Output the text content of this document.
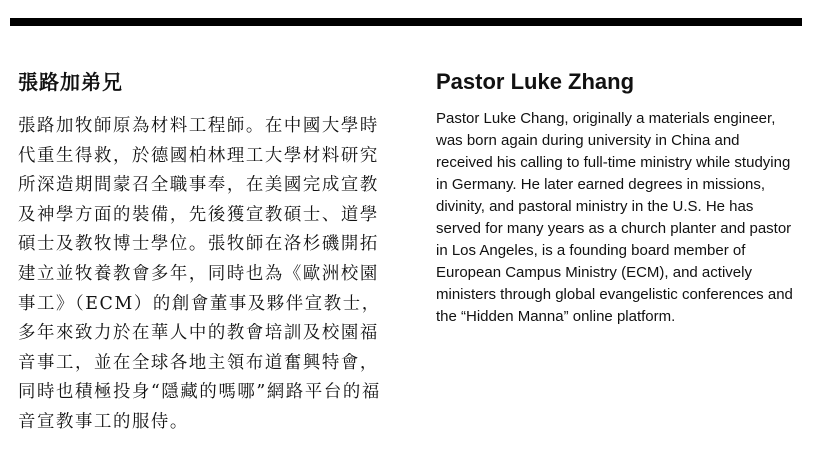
張路加弟兄

張路加牧師原為材料工程師。在中國大學時代重生得救，於德國柏林理工大學材料研究所深造期間蒙召全職事奉，在美國完成宣教及神學方面的裝備，先後獲宣教碩士、道學碩士及教牧博士學位。張牧師在洛杉磯開拓建立並牧養教會多年，同時也為《歐洲校園事工》（ECM）的創會董事及夥伴宣教士，多年來致力於在華人中的教會培訓及校園福音事工，並在全球各地主領布道奮興特會，同時也積極投身“隱藏的嗎哪”網路平台的福音宣教事工的服侍。

Pastor Luke Zhang

Pastor Luke Chang, originally a materials engineer, was born again during university in China and received his calling to full-time ministry while studying in Germany. He later earned degrees in missions, divinity, and pastoral ministry in the U.S. He has served for many years as a church planter and pastor in Los Angeles, is a founding board member of European Campus Ministry (ECM), and actively ministers through global evangelistic conferences and the “Hidden Manna” online platform.
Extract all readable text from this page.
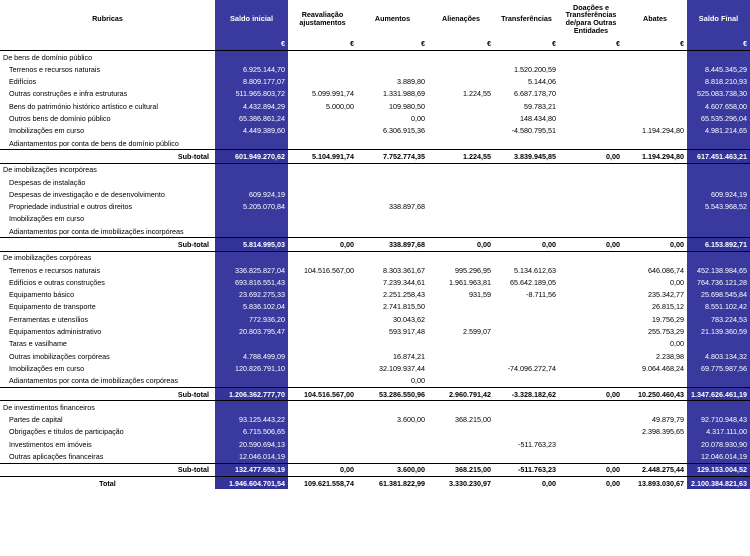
Rubricas	Saldo inicial	Reavaliação ajustamentos	Aumentos	Alienações	Transferências	Doações e Transferências de/para Outras Entidades	Abates	Saldo Final
	€	€	€	€	€	€	€	€
De bens de domínio público								
Terrenos e recursos naturais	6.925.144,70				1.520.200,59			8.445.345,29
Edifícios	8.809.177,07		3.889,80		5.144,06			8.818.210,93
Outras construções e infra estruturas	511.965.803,72	5.099.991,74	1.331.988,69	1.224,55	6.687.178,70			525.083.738,30
Bens do património histórico artístico e cultural	4.432.894,29	5.000,00	109.980,50		59.783,21			4.607.658,00
Outros bens de domínio público	65.386.861,24		0,00		148.434,80			65.535.296,04
Imobilizações em curso	4.449.389,60		6.306.915,36		-4.580.795,51		1.194.294,80	4.981.214,65
Adiantamentos por conta de bens de domínio público								
Sub-total	601.949.270,62	5.104.991,74	7.752.774,35	1.224,55	3.839.945,85	0,00	1.194.294,80	617.451.463,21
De imobilizações incorpóreas								
Despesas de instalação								
Despesas de investigação e de desenvolvimento	609.924,19							609.924,19
Propriedade industrial e outros direitos	5.205.070,84		338.897,68					5.543.968,52
Imobilizações em curso								
Adiantamentos por conta de imobilizações incorpóreas								
Sub-total	5.814.995,03	0,00	338.897,68	0,00	0,00	0,00	0,00	6.153.892,71
De imobilizações corpóreas								
Terrenos e recursos naturais	336.825.827,04	104.516.567,00	8.303.361,67	995.296,95	5.134.612,63		646.086,74	452.138.984,65
Edifícios e outras construções	693.816.551,43		7.239.344,61	1.961.963,81	65.642.189,05		0,00	764.736.121,28
Equipamento básico	23.692.275,33		2.251.258,43	931,59	-8.711,56		235.342,77	25.698.545,84
Equipamento de transporte	5.836.102,04		2.741.815,50				26.815,12	8.551.102,42
Ferramentas e utensílios	772.936,20		30.043,62				19.756,29	783.224,53
Equipamentos administrativo	20.803.795,47		593.917,48	2.599,07			255.753,29	21.139.360,59
Taras e vasilhame							0,00	
Outras imobilizações corpóreas	4.788.499,09		16.874,21				2.238,98	4.803.134,32
Imobilizações em curso	120.826.791,10		32.109.937,44		-74.096.272,74		9.064.468,24	69.775.987,56
Adiantamentos por conta de imobilizações corpóreas			0,00					
Sub-total	1.206.362.777,70	104.516.567,00	53.286.550,96	2.960.791,42	-3.328.182,62	0,00	10.250.460,43	1.347.626.461,19
De investimentos financeiros								
Partes de capital	93.125.443,22		3.600,00	368.215,00			49.879,79	92.710.948,43
Obrigações e títulos de participação	6.715.506,65						2.398.395,65	4.317.111,00
Investimentos em imóveis	20.590.694,13				-511.763,23			20.078.930,90
Outras aplicações financeiras	12.046.014,19							12.046.014,19
Sub-total	132.477.658,19	0,00	3.600,00	368.215,00	-511.763,23	0,00	2.448.275,44	129.153.004,52
Total	1.946.604.701,54	109.621.558,74	61.381.822,99	3.330.230,97	0,00	0,00	13.893.030,67	2.100.384.821,63
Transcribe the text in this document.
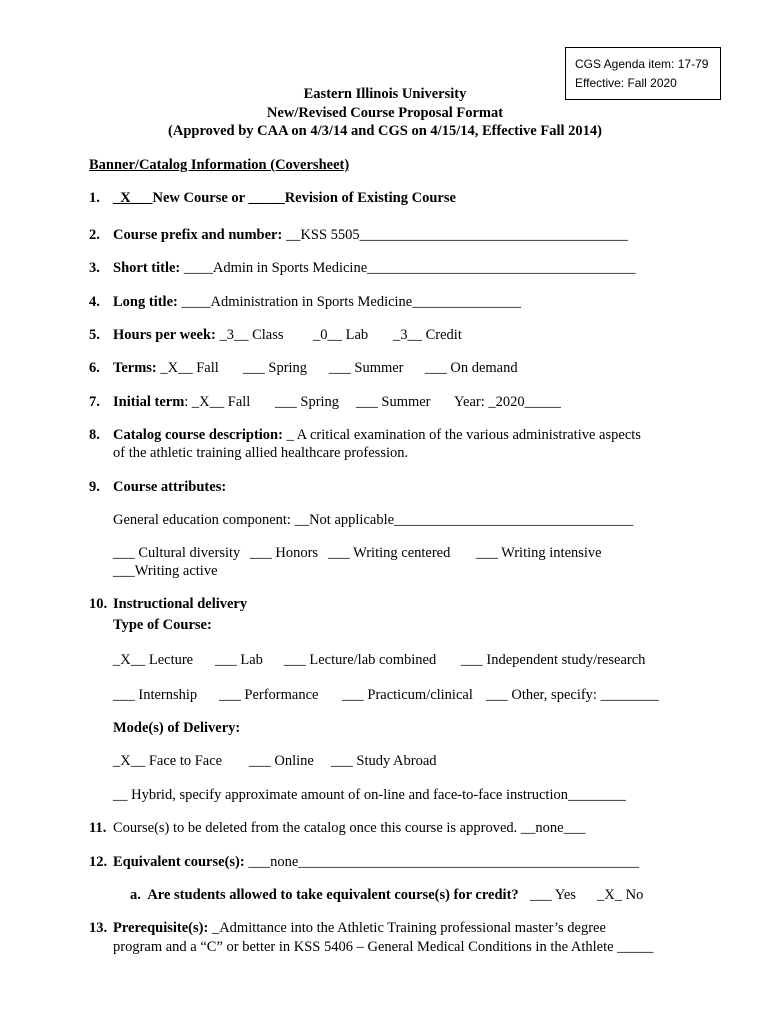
CGS Agenda item: 17-79
Effective: Fall 2020
Eastern Illinois University
New/Revised Course Proposal Format
(Approved by CAA on 4/3/14 and CGS on 4/15/14, Effective Fall 2014)
Banner/Catalog Information (Coversheet)
1. _X___New Course or _____Revision of Existing Course
2. Course prefix and number: __KSS 5505_____________________________________
3. Short title: ____Admin in Sports Medicine_____________________________________
4. Long title: ____Administration in Sports Medicine_______________
5. Hours per week: _3__ Class _0__ Lab _3__ Credit
6. Terms: _X__ Fall ___ Spring ___ Summer ___ On demand
7. Initial term: _X__ Fall ___ Spring ___ Summer Year: _2020_____
8. Catalog course description: _ A critical examination of the various administrative aspects
of the athletic training allied healthcare profession.
9. Course attributes:
General education component: __Not applicable_________________________________
___ Cultural diversity ___ Honors ___ Writing centered ___ Writing intensive
___Writing active
10. Instructional delivery
Type of Course:
_X__ Lecture ___ Lab ___ Lecture/lab combined ___ Independent study/research
___ Internship ___ Performance ___ Practicum/clinical ___ Other, specify: ________
Mode(s) of Delivery:
_X__ Face to Face ___ Online ___ Study Abroad
__ Hybrid, specify approximate amount of on-line and face-to-face instruction________
11. Course(s) to be deleted from the catalog once this course is approved. __none___
12. Equivalent course(s): ___none_______________________________________________
a.  Are students allowed to take equivalent course(s) for credit? ___ Yes _X_ No
13. Prerequisite(s): _Admittance into the Athletic Training professional master’s degree
program and a “C” or better in KSS 5406 – General Medical Conditions in the Athlete _____
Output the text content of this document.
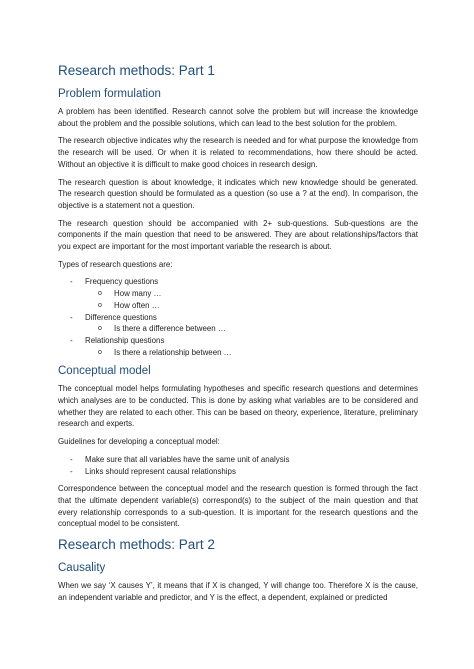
Research methods: Part 1
Problem formulation

A problem has been identified. Research cannot solve the problem but will increase the knowledge about the problem and the possible solutions, which can lead to the best solution for the problem.

The research objective indicates why the research is needed and for what purpose the knowledge from the research will be used. Or when it is related to recommendations, how there should be acted. Without an objective it is difficult to make good choices in research design.

The research question is about knowledge, it indicates which new knowledge should be generated. The research question should be formulated as a question (so use a ? at the end). In comparison, the objective is a statement not a question.

The research question should be accompanied with 2+ sub-questions. Sub-questions are the components if the main question that need to be answered. They are about relationships/factors that you expect are important for the most important variable the research is about.

Types of research questions are:

- Frequency questions
o How many …
o How often …
- Difference questions
o Is there a difference between …
- Relationship questions
o Is there a relationship between …
Conceptual model

The conceptual model helps formulating hypotheses and specific research questions and determines which analyses are to be conducted. This is done by asking what variables are to be considered and whether they are related to each other. This can be based on theory, experience, literature, preliminary research and experts.

Guidelines for developing a conceptual model:

- Make sure that all variables have the same unit of analysis
- Links should represent causal relationships

Correspondence between the conceptual model and the research question is formed through the fact that the ultimate dependent variable(s) correspond(s) to the subject of the main question and that every relationship corresponds to a sub-question. It is important for the research questions and the conceptual model to be consistent.

Research methods: Part 2
Causality

When we say ‘X causes Y’, it means that if X is changed, Y will change too. Therefore X is the cause, an independent variable and predictor, and Y is the effect, a dependent, explained or predicted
==*==
Drop the images and quote the entries word for word.

Output the text content of this document.
張路加弟兄

張路加牧師原為材料工程師。在中國大學時代重生得救，於德國柏林理工大學材料研究所深造期間蒙召全職事奉，在美國完成宣教及神學方面的裝備，先後獲宣教碩士、道學碩士及教牧博士學位。張牧師在洛杉磯開拓建立並牧養教會多年，同時也為《歐洲校園事工》（ECM）的創會董事及夥伴宣教士，多年來致力於在華人中的教會培訓及校園福音事工，並在全球各地主領布道奮興特會，同時也積極投身“隱藏的嗎哪”網路平台的福音宣教事工的服侍。

Pastor Luke Zhang

Pastor Luke Chang, originally a materials engineer, was born again during university in China and received his calling to full-time ministry while studying in Germany. He later earned degrees in missions, divinity, and pastoral ministry in the U.S. He has served for many years as a church planter and pastor in Los Angeles, is a founding board member of European Campus Ministry (ECM), and actively ministers through global evangelistic conferences and the “Hidden Manna” online platform.
Extract all readable text from this page.
Rubricas	Saldo inicial	Reavaliação ajustamentos	Aumentos	Alienações	Transferências	Doações e Transferências de/para Outras Entidades	Abates	Saldo Final
	€	€	€	€	€	€	€	€
De bens de domínio público								
Terrenos e recursos naturais	6.925.144,70				1.520.200,59			8.445.345,29
Edifícios	8.809.177,07		3.889,80		5.144,06			8.818.210,93
Outras construções e infra estruturas	511.965.803,72	5.099.991,74	1.331.988,69	1.224,55	6.687.178,70			525.083.738,30
Bens do património histórico artístico e cultural	4.432.894,29	5.000,00	109.980,50		59.783,21			4.607.658,00
Outros bens de domínio público	65.386.861,24		0,00		148.434,80			65.535.296,04
Imobilizações em curso	4.449.389,60		6.306.915,36		-4.580.795,51		1.194.294,80	4.981.214,65
Adiantamentos por conta de bens de domínio público								
Sub-total	601.949.270,62	5.104.991,74	7.752.774,35	1.224,55	3.839.945,85	0,00	1.194.294,80	617.451.463,21
De imobilizações incorpóreas								
Despesas de instalação								
Despesas de investigação e de desenvolvimento	609.924,19							609.924,19
Propriedade industrial e outros direitos	5.205.070,84		338.897,68					5.543.968,52
Imobilizações em curso								
Adiantamentos por conta de imobilizações incorpóreas								
Sub-total	5.814.995,03	0,00	338.897,68	0,00	0,00	0,00	0,00	6.153.892,71
De imobilizações corpóreas								
Terrenos e recursos naturais	336.825.827,04	104.516.567,00	8.303.361,67	995.296,95	5.134.612,63		646.086,74	452.138.984,65
Edifícios e outras construções	693.816.551,43		7.239.344,61	1.961.963,81	65.642.189,05		0,00	764.736.121,28
Equipamento básico	23.692.275,33		2.251.258,43	931,59	-8.711,56		235.342,77	25.698.545,84
Equipamento de transporte	5.836.102,04		2.741.815,50				26.815,12	8.551.102,42
Ferramentas e utensílios	772.936,20		30.043,62				19.756,29	783.224,53
Equipamentos administrativo	20.803.795,47		593.917,48	2.599,07			255.753,29	21.139.360,59
Taras e vasilhame							0,00	
Outras imobilizações corpóreas	4.788.499,09		16.874,21				2.238,98	4.803.134,32
Imobilizações em curso	120.826.791,10		32.109.937,44		-74.096.272,74		9.064.468,24	69.775.987,56
Adiantamentos por conta de imobilizações corpóreas			0,00					
Sub-total	1.206.362.777,70	104.516.567,00	53.286.550,96	2.960.791,42	-3.328.182,62	0,00	10.250.460,43	1.347.626.461,19
De investimentos financeiros								
Partes de capital	93.125.443,22		3.600,00	368.215,00			49.879,79	92.710.948,43
Obrigações e títulos de participação	6.715.506,65						2.398.395,65	4.317.111,00
Investimentos em imóveis	20.590.694,13				-511.763,23			20.078.930,90
Outras aplicações financeiras	12.046.014,19							12.046.014,19
Sub-total	132.477.658,19	0,00	3.600,00	368.215,00	-511.763,23	0,00	2.448.275,44	129.153.004,52
Total	1.946.604.701,54	109.621.558,74	61.381.822,99	3.330.230,97	0,00	0,00	13.893.030,67	2.100.384.821,63
Transcribe the text in this document.
CGS Agenda item: 17-79
Effective: Fall 2020
Eastern Illinois University
New/Revised Course Proposal Format
(Approved by CAA on 4/3/14 and CGS on 4/15/14, Effective Fall 2014)
Banner/Catalog Information (Coversheet)
1. _X___New Course or _____Revision of Existing Course
2. Course prefix and number: __KSS 5505_____________________________________
3. Short title: ____Admin in Sports Medicine_____________________________________
4. Long title: ____Administration in Sports Medicine_______________
5. Hours per week: _3__ Class _0__ Lab _3__ Credit
6. Terms: _X__ Fall ___ Spring ___ Summer ___ On demand
7. Initial term: _X__ Fall ___ Spring ___ Summer Year: _2020_____
8. Catalog course description: _ A critical examination of the various administrative aspects
of the athletic training allied healthcare profession.
9. Course attributes:
General education component: __Not applicable_________________________________
___ Cultural diversity ___ Honors ___ Writing centered ___ Writing intensive
___Writing active
10. Instructional delivery
Type of Course:
_X__ Lecture ___ Lab ___ Lecture/lab combined ___ Independent study/research
___ Internship ___ Performance ___ Practicum/clinical ___ Other, specify: ________
Mode(s) of Delivery:
_X__ Face to Face ___ Online ___ Study Abroad
__ Hybrid, specify approximate amount of on-line and face-to-face instruction________
11. Course(s) to be deleted from the catalog once this course is approved. __none___
12. Equivalent course(s): ___none_______________________________________________
a.  Are students allowed to take equivalent course(s) for credit? ___ Yes _X_ No
13. Prerequisite(s): _Admittance into the Athletic Training professional master’s degree
program and a “C” or better in KSS 5406 – General Medical Conditions in the Athlete _____
Output the text content of this document.
Research methods: Part 1
Problem formulation

A problem has been identified. Research cannot solve the problem but will increase the knowledge about the problem and the possible solutions, which can lead to the best solution for the problem.

The research objective indicates why the research is needed and for what purpose the knowledge from the research will be used. Or when it is related to recommendations, how there should be acted. Without an objective it is difficult to make good choices in research design.

The research question is about knowledge, it indicates which new knowledge should be generated. The research question should be formulated as a question (so use a ? at the end). In comparison, the objective is a statement not a question.

The research question should be accompanied with 2+ sub-questions. Sub-questions are the components if the main question that need to be answered. They are about relationships/factors that you expect are important for the most important variable the research is about.

Types of research questions are:

- Frequency questions
o How many …
o How often …
- Difference questions
o Is there a difference between …
- Relationship questions
o Is there a relationship between …
Conceptual model

The conceptual model helps formulating hypotheses and specific research questions and determines which analyses are to be conducted. This is done by asking what variables are to be considered and whether they are related to each other. This can be based on theory, experience, literature, preliminary research and experts.

Guidelines for developing a conceptual model:

- Make sure that all variables have the same unit of analysis
- Links should represent causal relationships

Correspondence between the conceptual model and the research question is formed through the fact that the ultimate dependent variable(s) correspond(s) to the subject of the main question and that every relationship corresponds to a sub-question. It is important for the research questions and the conceptual model to be consistent.

Research methods: Part 2
Causality

When we say ‘X causes Y’, it means that if X is changed, Y will change too. Therefore X is the cause, an independent variable and predictor, and Y is the effect, a dependent, explained or predicted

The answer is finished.